▶ [What the task asks] Below is a block of data; give all of it again word for word.

─── Records to process ───

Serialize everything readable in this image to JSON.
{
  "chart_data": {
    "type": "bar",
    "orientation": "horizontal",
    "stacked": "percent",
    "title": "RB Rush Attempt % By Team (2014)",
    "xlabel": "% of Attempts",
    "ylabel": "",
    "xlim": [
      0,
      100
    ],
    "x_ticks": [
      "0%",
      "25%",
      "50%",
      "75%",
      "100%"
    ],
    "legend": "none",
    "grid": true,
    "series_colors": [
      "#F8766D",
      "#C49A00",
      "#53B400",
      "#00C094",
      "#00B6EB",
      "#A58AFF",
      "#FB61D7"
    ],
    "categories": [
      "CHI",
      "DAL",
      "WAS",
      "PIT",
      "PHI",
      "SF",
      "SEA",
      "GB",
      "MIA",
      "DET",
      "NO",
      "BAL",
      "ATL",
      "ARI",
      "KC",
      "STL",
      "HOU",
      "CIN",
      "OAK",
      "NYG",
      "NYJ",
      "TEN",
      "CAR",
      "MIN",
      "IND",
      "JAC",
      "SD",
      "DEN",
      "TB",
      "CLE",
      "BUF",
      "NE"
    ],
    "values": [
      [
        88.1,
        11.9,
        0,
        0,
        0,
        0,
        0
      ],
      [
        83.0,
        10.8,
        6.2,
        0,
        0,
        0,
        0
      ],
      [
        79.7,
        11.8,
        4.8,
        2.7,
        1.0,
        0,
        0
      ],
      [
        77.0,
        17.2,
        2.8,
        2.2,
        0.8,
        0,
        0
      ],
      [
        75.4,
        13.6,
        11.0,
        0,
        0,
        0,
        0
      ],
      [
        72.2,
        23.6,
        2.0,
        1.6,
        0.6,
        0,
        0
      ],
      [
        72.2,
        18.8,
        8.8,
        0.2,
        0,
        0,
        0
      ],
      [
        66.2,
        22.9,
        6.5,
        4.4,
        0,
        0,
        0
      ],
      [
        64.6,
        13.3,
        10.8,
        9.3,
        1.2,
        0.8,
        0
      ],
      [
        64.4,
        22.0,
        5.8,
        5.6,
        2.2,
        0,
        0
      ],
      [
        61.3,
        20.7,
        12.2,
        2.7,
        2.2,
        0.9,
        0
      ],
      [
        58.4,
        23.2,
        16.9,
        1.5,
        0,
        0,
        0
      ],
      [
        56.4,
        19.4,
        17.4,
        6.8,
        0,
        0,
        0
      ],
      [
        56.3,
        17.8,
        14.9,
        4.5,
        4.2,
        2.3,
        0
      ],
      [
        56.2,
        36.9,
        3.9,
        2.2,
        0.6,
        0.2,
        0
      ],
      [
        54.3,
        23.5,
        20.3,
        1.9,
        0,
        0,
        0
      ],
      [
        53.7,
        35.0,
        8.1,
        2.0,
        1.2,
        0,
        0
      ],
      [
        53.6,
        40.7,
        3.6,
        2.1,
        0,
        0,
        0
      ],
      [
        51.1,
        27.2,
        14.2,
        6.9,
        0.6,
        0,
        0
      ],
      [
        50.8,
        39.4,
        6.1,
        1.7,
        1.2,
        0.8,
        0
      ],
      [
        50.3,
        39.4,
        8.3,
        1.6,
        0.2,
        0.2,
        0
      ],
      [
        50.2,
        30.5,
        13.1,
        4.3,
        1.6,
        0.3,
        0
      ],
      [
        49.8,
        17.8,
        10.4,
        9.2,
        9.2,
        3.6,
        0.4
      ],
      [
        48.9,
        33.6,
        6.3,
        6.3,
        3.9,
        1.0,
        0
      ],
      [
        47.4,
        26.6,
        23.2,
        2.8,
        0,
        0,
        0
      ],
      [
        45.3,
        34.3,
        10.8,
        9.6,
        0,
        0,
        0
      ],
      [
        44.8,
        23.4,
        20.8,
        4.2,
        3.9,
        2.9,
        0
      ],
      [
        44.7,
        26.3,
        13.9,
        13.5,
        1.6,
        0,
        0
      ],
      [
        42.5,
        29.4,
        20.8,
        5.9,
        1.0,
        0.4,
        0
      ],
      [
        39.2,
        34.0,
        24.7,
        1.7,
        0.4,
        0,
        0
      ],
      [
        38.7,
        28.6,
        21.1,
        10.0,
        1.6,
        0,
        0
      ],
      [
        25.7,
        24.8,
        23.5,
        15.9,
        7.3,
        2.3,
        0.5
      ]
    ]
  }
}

───

▶ [Exercise solution]
Serialize everything readable in this image to JSON.
{
  "chart_data": {
    "type": "bar",
    "orientation": "horizontal",
    "stacked": "percent",
    "title": "RB Rush Attempt % By Team (2014)",
    "xlabel": "% of Attempts",
    "ylabel": "",
    "xlim": [
      0,
      100
    ],
    "x_ticks": [
      "0%",
      "25%",
      "50%",
      "75%",
      "100%"
    ],
    "legend": "none",
    "grid": true,
    "series_colors": [
      "#F8766D",
      "#C49A00",
      "#53B400",
      "#00C094",
      "#00B6EB",
      "#A58AFF",
      "#FB61D7"
    ],
    "categories": [
      "CHI",
      "DAL",
      "WAS",
      "PIT",
      "PHI",
      "SF",
      "SEA",
      "GB",
      "MIA",
      "DET",
      "NO",
      "BAL",
      "ATL",
      "ARI",
      "KC",
      "STL",
      "HOU",
      "CIN",
      "OAK",
      "NYG",
      "NYJ",
      "TEN",
      "CAR",
      "MIN",
      "IND",
      "JAC",
      "SD",
      "DEN",
      "TB",
      "CLE",
      "BUF",
      "NE"
    ],
    "values": [
      [
        88.1,
        11.9,
        0,
        0,
        0,
        0,
        0
      ],
      [
        83.0,
        10.8,
        6.2,
        0,
        0,
        0,
        0
      ],
      [
        79.7,
        11.8,
        4.8,
        2.7,
        1.0,
        0,
        0
      ],
      [
        77.0,
        17.2,
        2.8,
        2.2,
        0.8,
        0,
        0
      ],
      [
        75.4,
        13.6,
        11.0,
        0,
        0,
        0,
        0
      ],
      [
        72.2,
        23.6,
        2.0,
        1.6,
        0.6,
        0,
        0
      ],
      [
        72.2,
        18.8,
        8.8,
        0.2,
        0,
        0,
        0
      ],
      [
        66.2,
        22.9,
        6.5,
        4.4,
        0,
        0,
        0
      ],
      [
        64.6,
        13.3,
        10.8,
        9.3,
        1.2,
        0.8,
        0
      ],
      [
        64.4,
        22.0,
        5.8,
        5.6,
        2.2,
        0,
        0
      ],
      [
        61.3,
        20.7,
        12.2,
        2.7,
        2.2,
        0.9,
        0
      ],
      [
        58.4,
        23.2,
        16.9,
        1.5,
        0,
        0,
        0
      ],
      [
        56.4,
        19.4,
        17.4,
        6.8,
        0,
        0,
        0
      ],
      [
        56.3,
        17.8,
        14.9,
        4.5,
        4.2,
        2.3,
        0
      ],
      [
        56.2,
        36.9,
        3.9,
        2.2,
        0.6,
        0.2,
        0
      ],
      [
        54.3,
        23.5,
        20.3,
        1.9,
        0,
        0,
        0
      ],
      [
        53.7,
        35.0,
        8.1,
        2.0,
        1.2,
        0,
        0
      ],
      [
        53.6,
        40.7,
        3.6,
        2.1,
        0,
        0,
        0
      ],
      [
        51.1,
        27.2,
        14.2,
        6.9,
        0.6,
        0,
        0
      ],
      [
        50.8,
        39.4,
        6.1,
        1.7,
        1.2,
        0.8,
        0
      ],
      [
        50.3,
        39.4,
        8.3,
        1.6,
        0.2,
        0.2,
        0
      ],
      [
        50.2,
        30.5,
        13.1,
        4.3,
        1.6,
        0.3,
        0
      ],
      [
        49.8,
        17.8,
        10.4,
        9.2,
        9.2,
        3.6,
        0.4
      ],
      [
        48.9,
        33.6,
        6.3,
        6.3,
        3.9,
        1.0,
        0
      ],
      [
        47.4,
        26.6,
        23.2,
        2.8,
        0,
        0,
        0
      ],
      [
        45.3,
        34.3,
        10.8,
        9.6,
        0,
        0,
        0
      ],
      [
        44.8,
        23.4,
        20.8,
        4.2,
        3.9,
        2.9,
        0
      ],
      [
        44.7,
        26.3,
        13.9,
        13.5,
        1.6,
        0,
        0
      ],
      [
        42.5,
        29.4,
        20.8,
        5.9,
        1.0,
        0.4,
        0
      ],
      [
        39.2,
        34.0,
        24.7,
        1.7,
        0.4,
        0,
        0
      ],
      [
        38.7,
        28.6,
        21.1,
        10.0,
        1.6,
        0,
        0
      ],
      [
        25.7,
        24.8,
        23.5,
        15.9,
        7.3,
        2.3,
        0.5
      ]
    ]
  }
}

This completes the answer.